═════ DATA IN THIS EXERCISE

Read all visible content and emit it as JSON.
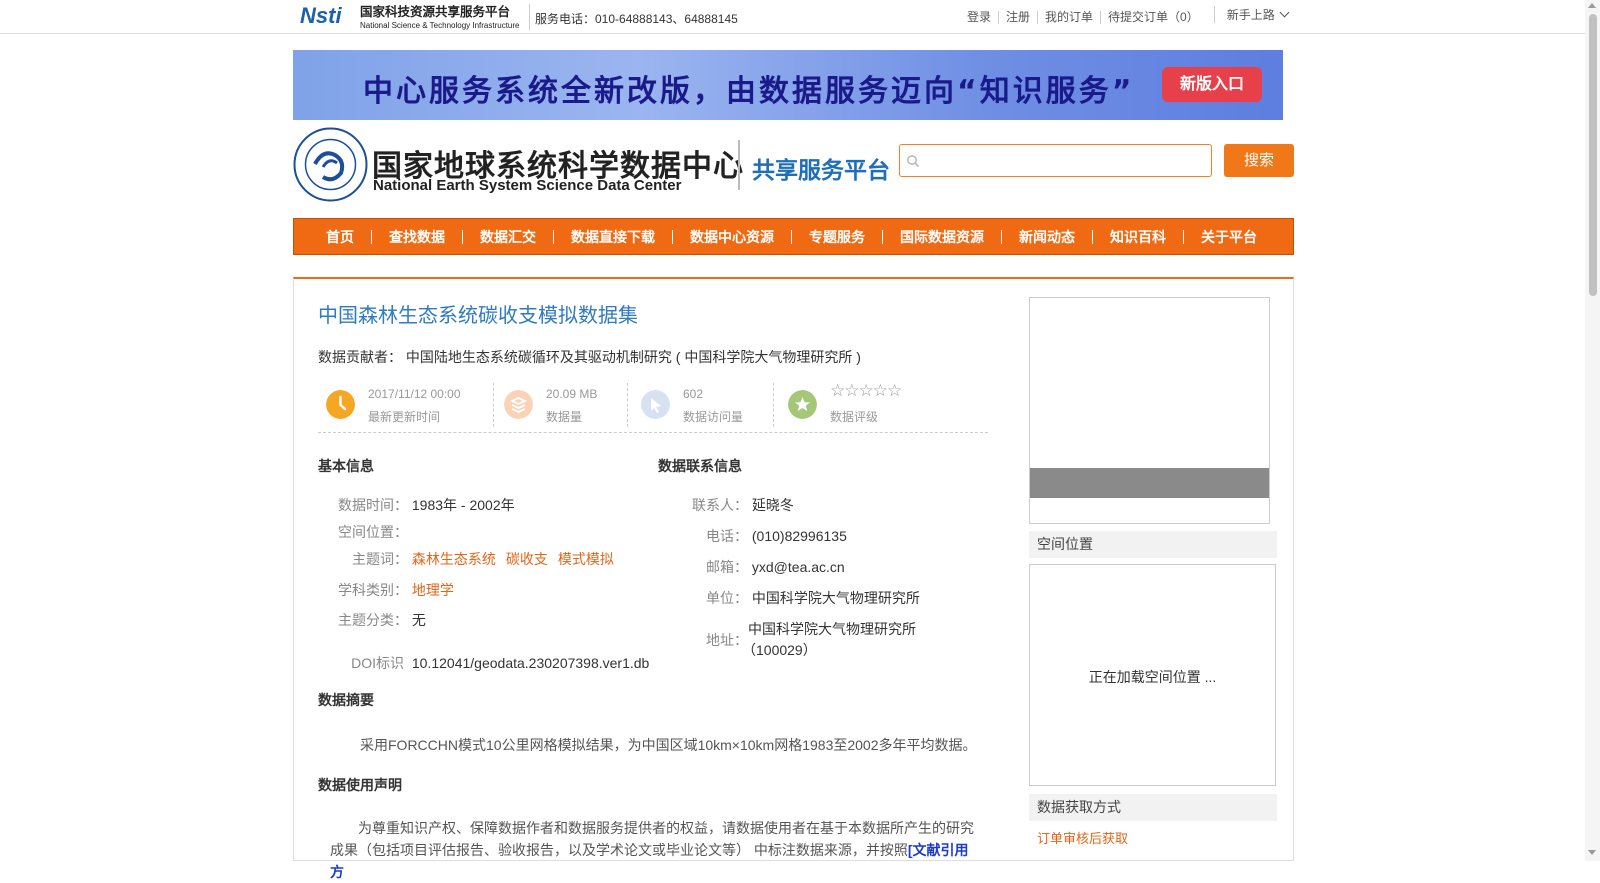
{
  "topbar": {
    "logo_cn": "国家科技资源共享服务平台",
    "logo_en": "National Science & Technology Infrastructure",
    "logo_mark": "Nsti",
    "phone": "服务电话：010-64888143、64888145",
    "links": [
      "登录",
      "注册",
      "我的订单",
      "待提交订单（0）"
    ],
    "newbie": "新手上路"
  },
  "banner": {
    "text": "中心服务系统全新改版，由数据服务迈向“知识服务”",
    "button": "新版入口"
  },
  "header": {
    "name_cn": "国家地球系统科学数据中心",
    "name_en": "National Earth System Science Data Center",
    "platform": "共享服务平台",
    "search_placeholder": "",
    "search_button": "搜索"
  },
  "nav": [
    "首页",
    "查找数据",
    "数据汇交",
    "数据直接下载",
    "数据中心资源",
    "专题服务",
    "国际数据资源",
    "新闻动态",
    "知识百科",
    "关于平台"
  ],
  "dataset": {
    "title": "中国森林生态系统碳收支模拟数据集",
    "contributor_label": "数据贡献者：",
    "contributor": "中国陆地生态系统碳循环及其驱动机制研究 ( 中国科学院大气物理研究所 )",
    "stats": {
      "updated": "2017/11/12 00:00",
      "updated_label": "最新更新时间",
      "size": "20.09 MB",
      "size_label": "数据量",
      "visits": "602",
      "visits_label": "数据访问量",
      "rating_stars": "☆☆☆☆☆",
      "rating_label": "数据评级"
    },
    "basic": {
      "heading": "基本信息",
      "time_label": "数据时间：",
      "time": "1983年 - 2002年",
      "space_label": "空间位置：",
      "keywords_label": "主题词：",
      "keywords": [
        "森林生态系统",
        "碳收支",
        "模式模拟"
      ],
      "subject_label": "学科类别：",
      "subject": "地理学",
      "category_label": "主题分类：",
      "category": "无",
      "doi_label": "DOI标识",
      "doi": "10.12041/geodata.230207398.ver1.db"
    },
    "contact": {
      "heading": "数据联系信息",
      "person_label": "联系人：",
      "person": "延晓冬",
      "phone_label": "电话：",
      "phone": "(010)82996135",
      "email_label": "邮箱：",
      "email": "yxd@tea.ac.cn",
      "org_label": "单位：",
      "org": "中国科学院大气物理研究所",
      "addr_label": "地址：",
      "addr_line1": "中国科学院大气物理研究所",
      "addr_line2": "（100029）"
    },
    "abstract_heading": "数据摘要",
    "abstract": "采用FORCCHN模式10公里网格模拟结果，为中国区域10km×10km网格1983至2002多年平均数据。",
    "usage_heading": "数据使用声明",
    "usage_text": "为尊重知识产权、保障数据作者和数据服务提供者的权益，请数据使用者在基于本数据所产生的研究成果（包括项目评估报告、验收报告，以及学术论文或毕业论文等） 中标注数据来源，并按照",
    "usage_link": "[文献引用方"
  },
  "side": {
    "space_heading": "空间位置",
    "map_loading": "正在加载空间位置 ...",
    "access_heading": "数据获取方式",
    "access_value": "订单审核后获取"
  },
  "colors": {
    "accent": "#f06a14",
    "title_blue": "#2f7bc0",
    "link_orange": "#e0661a"
  }
}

══════════

#### [STATED TASK]
Set down the material exactly, every line of it, except for the pictures.

#### [OUTPUT FOR THIS TASK]
Read all visible content and emit it as JSON.
{
  "topbar": {
    "logo_cn": "国家科技资源共享服务平台",
    "logo_en": "National Science & Technology Infrastructure",
    "logo_mark": "Nsti",
    "phone": "服务电话：010-64888143、64888145",
    "links": [
      "登录",
      "注册",
      "我的订单",
      "待提交订单（0）"
    ],
    "newbie": "新手上路"
  },
  "banner": {
    "text": "中心服务系统全新改版，由数据服务迈向“知识服务”",
    "button": "新版入口"
  },
  "header": {
    "name_cn": "国家地球系统科学数据中心",
    "name_en": "National Earth System Science Data Center",
    "platform": "共享服务平台",
    "search_placeholder": "",
    "search_button": "搜索"
  },
  "nav": [
    "首页",
    "查找数据",
    "数据汇交",
    "数据直接下载",
    "数据中心资源",
    "专题服务",
    "国际数据资源",
    "新闻动态",
    "知识百科",
    "关于平台"
  ],
  "dataset": {
    "title": "中国森林生态系统碳收支模拟数据集",
    "contributor_label": "数据贡献者：",
    "contributor": "中国陆地生态系统碳循环及其驱动机制研究 ( 中国科学院大气物理研究所 )",
    "stats": {
      "updated": "2017/11/12 00:00",
      "updated_label": "最新更新时间",
      "size": "20.09 MB",
      "size_label": "数据量",
      "visits": "602",
      "visits_label": "数据访问量",
      "rating_stars": "☆☆☆☆☆",
      "rating_label": "数据评级"
    },
    "basic": {
      "heading": "基本信息",
      "time_label": "数据时间：",
      "time": "1983年 - 2002年",
      "space_label": "空间位置：",
      "keywords_label": "主题词：",
      "keywords": [
        "森林生态系统",
        "碳收支",
        "模式模拟"
      ],
      "subject_label": "学科类别：",
      "subject": "地理学",
      "category_label": "主题分类：",
      "category": "无",
      "doi_label": "DOI标识",
      "doi": "10.12041/geodata.230207398.ver1.db"
    },
    "contact": {
      "heading": "数据联系信息",
      "person_label": "联系人：",
      "person": "延晓冬",
      "phone_label": "电话：",
      "phone": "(010)82996135",
      "email_label": "邮箱：",
      "email": "yxd@tea.ac.cn",
      "org_label": "单位：",
      "org": "中国科学院大气物理研究所",
      "addr_label": "地址：",
      "addr_line1": "中国科学院大气物理研究所",
      "addr_line2": "（100029）"
    },
    "abstract_heading": "数据摘要",
    "abstract": "采用FORCCHN模式10公里网格模拟结果，为中国区域10km×10km网格1983至2002多年平均数据。",
    "usage_heading": "数据使用声明",
    "usage_text": "为尊重知识产权、保障数据作者和数据服务提供者的权益，请数据使用者在基于本数据所产生的研究成果（包括项目评估报告、验收报告，以及学术论文或毕业论文等） 中标注数据来源，并按照",
    "usage_link": "[文献引用方"
  },
  "side": {
    "space_heading": "空间位置",
    "map_loading": "正在加载空间位置 ...",
    "access_heading": "数据获取方式",
    "access_value": "订单审核后获取"
  },
  "colors": {
    "accent": "#f06a14",
    "title_blue": "#2f7bc0",
    "link_orange": "#e0661a"
  }
}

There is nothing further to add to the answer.